- _Work required_
In the entries below, find every line holding the string "surface" and collect it.

Figure dataset records
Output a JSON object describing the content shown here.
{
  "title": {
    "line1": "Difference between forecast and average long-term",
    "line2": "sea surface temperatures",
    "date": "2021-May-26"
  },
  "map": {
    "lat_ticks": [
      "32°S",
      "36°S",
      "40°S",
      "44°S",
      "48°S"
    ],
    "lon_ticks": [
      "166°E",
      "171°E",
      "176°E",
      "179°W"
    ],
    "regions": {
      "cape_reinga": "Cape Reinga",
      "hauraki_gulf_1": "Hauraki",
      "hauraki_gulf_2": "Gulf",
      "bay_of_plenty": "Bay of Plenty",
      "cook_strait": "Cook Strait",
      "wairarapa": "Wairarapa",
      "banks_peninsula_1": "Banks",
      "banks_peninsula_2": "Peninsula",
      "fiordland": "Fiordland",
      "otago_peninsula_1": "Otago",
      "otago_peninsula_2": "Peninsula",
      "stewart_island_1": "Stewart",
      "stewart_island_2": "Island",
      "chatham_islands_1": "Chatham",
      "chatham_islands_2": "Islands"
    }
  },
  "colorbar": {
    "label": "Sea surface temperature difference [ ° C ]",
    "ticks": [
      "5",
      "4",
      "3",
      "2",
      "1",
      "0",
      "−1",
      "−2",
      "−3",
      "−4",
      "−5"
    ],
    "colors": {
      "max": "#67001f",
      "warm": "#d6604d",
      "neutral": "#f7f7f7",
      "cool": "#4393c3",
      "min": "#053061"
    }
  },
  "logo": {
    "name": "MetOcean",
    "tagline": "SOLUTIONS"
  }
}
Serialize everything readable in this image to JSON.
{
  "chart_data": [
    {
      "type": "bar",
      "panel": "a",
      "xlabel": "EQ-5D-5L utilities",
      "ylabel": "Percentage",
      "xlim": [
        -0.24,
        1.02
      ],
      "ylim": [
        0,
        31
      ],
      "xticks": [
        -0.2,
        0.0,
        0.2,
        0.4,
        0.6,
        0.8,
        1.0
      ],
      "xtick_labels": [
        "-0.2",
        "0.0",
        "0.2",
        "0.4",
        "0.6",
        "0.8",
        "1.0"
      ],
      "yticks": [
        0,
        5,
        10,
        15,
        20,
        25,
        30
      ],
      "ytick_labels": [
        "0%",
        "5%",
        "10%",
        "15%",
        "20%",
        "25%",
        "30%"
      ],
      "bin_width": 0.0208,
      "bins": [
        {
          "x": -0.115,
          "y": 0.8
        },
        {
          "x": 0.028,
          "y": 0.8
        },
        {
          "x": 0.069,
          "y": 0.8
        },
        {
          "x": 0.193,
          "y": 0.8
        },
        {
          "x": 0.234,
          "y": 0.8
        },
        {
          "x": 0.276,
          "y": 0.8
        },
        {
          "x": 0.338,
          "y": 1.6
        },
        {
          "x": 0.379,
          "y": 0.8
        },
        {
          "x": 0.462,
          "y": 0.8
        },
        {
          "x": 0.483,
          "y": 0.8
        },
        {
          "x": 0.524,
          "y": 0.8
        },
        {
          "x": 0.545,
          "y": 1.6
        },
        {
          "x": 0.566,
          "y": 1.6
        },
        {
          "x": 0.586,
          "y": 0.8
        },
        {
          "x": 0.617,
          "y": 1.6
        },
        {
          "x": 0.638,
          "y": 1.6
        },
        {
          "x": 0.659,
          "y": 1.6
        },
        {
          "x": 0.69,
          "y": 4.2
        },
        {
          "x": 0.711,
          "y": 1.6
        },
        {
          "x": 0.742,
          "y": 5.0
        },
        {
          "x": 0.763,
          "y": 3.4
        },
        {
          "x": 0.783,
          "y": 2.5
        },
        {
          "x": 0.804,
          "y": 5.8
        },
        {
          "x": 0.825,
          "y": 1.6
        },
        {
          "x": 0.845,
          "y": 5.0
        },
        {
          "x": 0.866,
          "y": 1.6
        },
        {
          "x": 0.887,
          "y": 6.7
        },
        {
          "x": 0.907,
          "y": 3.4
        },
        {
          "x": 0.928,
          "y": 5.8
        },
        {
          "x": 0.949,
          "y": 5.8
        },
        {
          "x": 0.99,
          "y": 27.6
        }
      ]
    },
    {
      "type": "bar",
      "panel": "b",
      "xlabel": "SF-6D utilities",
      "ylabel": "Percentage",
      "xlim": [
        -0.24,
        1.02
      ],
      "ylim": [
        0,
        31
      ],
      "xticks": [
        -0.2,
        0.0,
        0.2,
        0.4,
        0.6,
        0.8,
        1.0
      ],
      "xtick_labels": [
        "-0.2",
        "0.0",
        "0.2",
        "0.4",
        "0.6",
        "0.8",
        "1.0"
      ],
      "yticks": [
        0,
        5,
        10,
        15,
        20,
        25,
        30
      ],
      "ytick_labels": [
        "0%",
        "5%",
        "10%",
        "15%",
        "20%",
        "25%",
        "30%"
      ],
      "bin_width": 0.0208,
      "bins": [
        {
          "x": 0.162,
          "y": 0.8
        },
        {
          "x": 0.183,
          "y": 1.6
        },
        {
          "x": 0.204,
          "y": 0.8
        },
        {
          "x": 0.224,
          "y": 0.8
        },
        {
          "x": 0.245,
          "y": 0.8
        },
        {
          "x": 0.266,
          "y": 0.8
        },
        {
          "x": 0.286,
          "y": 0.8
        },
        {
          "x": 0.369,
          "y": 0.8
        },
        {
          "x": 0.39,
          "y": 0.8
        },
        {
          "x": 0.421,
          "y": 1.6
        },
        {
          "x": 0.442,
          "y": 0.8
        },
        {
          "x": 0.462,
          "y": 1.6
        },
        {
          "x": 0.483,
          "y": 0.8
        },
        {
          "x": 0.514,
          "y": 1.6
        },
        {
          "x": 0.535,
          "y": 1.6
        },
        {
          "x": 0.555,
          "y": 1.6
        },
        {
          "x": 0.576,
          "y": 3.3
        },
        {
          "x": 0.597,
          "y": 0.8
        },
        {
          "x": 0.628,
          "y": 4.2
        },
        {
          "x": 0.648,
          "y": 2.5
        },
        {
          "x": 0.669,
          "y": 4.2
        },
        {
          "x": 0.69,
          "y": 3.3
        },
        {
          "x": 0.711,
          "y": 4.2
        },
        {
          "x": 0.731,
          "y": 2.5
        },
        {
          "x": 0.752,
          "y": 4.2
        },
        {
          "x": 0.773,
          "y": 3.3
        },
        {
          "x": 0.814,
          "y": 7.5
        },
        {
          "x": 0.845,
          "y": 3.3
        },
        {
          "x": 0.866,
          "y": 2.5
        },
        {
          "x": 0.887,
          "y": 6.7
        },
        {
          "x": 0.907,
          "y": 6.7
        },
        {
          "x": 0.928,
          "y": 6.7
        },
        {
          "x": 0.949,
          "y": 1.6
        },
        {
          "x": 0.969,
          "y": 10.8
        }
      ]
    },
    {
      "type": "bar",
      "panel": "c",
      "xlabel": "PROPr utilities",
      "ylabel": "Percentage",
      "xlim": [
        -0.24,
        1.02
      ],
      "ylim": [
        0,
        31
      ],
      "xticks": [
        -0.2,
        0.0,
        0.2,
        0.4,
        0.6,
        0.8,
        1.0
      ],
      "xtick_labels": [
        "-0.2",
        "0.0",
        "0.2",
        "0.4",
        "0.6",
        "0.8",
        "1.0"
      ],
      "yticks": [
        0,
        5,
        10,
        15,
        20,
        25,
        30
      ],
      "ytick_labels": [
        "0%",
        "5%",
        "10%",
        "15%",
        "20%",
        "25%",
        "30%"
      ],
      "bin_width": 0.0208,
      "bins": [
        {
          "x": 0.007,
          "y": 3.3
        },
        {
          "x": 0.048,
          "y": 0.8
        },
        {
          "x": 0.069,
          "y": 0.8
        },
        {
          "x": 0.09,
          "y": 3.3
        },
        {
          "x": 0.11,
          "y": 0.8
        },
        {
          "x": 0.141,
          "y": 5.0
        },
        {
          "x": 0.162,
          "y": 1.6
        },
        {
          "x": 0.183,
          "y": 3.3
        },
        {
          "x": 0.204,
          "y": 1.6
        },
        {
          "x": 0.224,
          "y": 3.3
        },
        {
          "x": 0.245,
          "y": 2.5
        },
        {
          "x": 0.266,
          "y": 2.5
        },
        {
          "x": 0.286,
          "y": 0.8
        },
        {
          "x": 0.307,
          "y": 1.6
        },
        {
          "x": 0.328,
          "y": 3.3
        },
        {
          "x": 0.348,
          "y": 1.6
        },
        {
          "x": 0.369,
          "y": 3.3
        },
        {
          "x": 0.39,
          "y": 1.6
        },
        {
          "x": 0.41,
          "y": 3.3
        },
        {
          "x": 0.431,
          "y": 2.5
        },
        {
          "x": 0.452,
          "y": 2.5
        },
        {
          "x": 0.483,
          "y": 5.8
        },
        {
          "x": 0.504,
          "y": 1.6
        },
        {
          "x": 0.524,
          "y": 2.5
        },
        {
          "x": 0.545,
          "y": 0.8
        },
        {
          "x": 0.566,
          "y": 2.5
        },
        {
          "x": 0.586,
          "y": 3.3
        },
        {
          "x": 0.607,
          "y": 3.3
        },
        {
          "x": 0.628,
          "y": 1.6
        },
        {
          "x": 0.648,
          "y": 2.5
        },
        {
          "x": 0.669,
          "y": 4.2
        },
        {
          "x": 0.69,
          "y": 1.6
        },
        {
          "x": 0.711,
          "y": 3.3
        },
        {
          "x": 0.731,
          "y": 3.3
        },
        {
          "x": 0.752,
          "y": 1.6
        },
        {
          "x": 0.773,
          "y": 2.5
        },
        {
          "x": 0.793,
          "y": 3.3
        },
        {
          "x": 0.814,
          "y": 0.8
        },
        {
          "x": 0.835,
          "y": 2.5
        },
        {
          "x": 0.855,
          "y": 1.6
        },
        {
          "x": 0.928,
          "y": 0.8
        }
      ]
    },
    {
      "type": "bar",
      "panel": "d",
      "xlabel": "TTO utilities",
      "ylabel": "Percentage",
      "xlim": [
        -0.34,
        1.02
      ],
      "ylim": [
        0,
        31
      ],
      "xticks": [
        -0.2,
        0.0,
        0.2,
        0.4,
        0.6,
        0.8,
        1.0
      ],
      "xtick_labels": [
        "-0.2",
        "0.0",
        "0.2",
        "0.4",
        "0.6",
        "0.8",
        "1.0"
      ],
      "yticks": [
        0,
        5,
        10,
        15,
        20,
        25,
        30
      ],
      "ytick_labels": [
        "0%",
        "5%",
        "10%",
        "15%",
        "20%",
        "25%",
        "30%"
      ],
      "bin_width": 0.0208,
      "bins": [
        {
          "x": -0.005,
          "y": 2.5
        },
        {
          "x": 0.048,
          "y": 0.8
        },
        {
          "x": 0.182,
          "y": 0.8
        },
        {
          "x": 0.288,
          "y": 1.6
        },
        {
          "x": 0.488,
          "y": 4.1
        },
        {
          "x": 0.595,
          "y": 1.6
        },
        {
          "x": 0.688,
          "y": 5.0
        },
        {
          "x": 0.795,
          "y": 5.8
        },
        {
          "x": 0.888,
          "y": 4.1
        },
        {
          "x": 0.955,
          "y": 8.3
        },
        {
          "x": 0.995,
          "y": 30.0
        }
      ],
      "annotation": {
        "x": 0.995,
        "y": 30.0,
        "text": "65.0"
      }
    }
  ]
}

- _Task solution_
    "line2": "sea surface temperatures",
    "label": "Sea surface temperature difference [ ° C ]",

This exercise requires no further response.